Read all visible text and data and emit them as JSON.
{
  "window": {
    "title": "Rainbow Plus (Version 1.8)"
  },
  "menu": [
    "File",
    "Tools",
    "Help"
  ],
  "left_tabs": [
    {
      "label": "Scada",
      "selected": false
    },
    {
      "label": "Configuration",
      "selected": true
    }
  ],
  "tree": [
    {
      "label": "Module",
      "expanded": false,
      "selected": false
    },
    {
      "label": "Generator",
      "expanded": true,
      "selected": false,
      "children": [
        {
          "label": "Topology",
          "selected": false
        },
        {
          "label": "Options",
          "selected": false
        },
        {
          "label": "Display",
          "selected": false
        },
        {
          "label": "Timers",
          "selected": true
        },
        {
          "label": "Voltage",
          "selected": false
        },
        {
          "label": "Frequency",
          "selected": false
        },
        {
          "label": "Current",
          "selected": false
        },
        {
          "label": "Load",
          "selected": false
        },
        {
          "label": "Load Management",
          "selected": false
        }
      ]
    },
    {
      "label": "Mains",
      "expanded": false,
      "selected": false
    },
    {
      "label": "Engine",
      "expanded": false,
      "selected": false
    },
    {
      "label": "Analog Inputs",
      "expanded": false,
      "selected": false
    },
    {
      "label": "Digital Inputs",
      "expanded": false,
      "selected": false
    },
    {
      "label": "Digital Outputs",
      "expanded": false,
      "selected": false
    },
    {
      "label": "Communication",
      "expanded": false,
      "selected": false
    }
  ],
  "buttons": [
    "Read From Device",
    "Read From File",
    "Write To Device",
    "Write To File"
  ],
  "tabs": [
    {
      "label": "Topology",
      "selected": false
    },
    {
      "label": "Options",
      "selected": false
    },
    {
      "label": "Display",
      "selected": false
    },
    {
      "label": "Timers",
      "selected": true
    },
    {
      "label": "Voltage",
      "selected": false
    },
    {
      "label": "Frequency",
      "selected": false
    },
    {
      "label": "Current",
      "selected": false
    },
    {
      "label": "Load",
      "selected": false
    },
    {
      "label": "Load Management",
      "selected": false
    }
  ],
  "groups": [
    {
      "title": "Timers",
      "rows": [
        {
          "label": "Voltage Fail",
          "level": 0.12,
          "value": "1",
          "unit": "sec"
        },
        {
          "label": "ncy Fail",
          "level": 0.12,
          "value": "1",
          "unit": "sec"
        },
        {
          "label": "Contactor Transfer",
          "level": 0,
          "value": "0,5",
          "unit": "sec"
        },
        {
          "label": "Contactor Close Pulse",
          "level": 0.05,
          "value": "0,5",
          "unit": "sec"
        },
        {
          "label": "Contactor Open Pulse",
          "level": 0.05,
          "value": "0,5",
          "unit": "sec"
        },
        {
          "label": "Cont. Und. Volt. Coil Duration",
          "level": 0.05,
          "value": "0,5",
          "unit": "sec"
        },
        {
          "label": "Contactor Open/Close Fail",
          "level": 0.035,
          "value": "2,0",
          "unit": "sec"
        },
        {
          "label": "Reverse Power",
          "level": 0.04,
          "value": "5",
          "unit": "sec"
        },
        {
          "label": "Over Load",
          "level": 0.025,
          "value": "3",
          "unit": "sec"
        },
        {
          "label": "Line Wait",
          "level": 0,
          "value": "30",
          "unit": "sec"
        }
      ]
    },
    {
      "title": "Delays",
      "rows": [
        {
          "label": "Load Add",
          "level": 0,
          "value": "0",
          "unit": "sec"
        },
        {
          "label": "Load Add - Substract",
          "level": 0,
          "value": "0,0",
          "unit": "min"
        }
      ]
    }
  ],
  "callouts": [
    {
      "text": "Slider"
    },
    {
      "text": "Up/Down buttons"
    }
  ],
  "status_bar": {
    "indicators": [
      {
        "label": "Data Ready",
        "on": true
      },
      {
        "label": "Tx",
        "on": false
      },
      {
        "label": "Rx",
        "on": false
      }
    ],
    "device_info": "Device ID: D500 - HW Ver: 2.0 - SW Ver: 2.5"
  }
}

§ REQUIREMENT: Report only how many lines in the listing contain the string "Timers".

§ SOLUTION TO THE PROBLEM: 3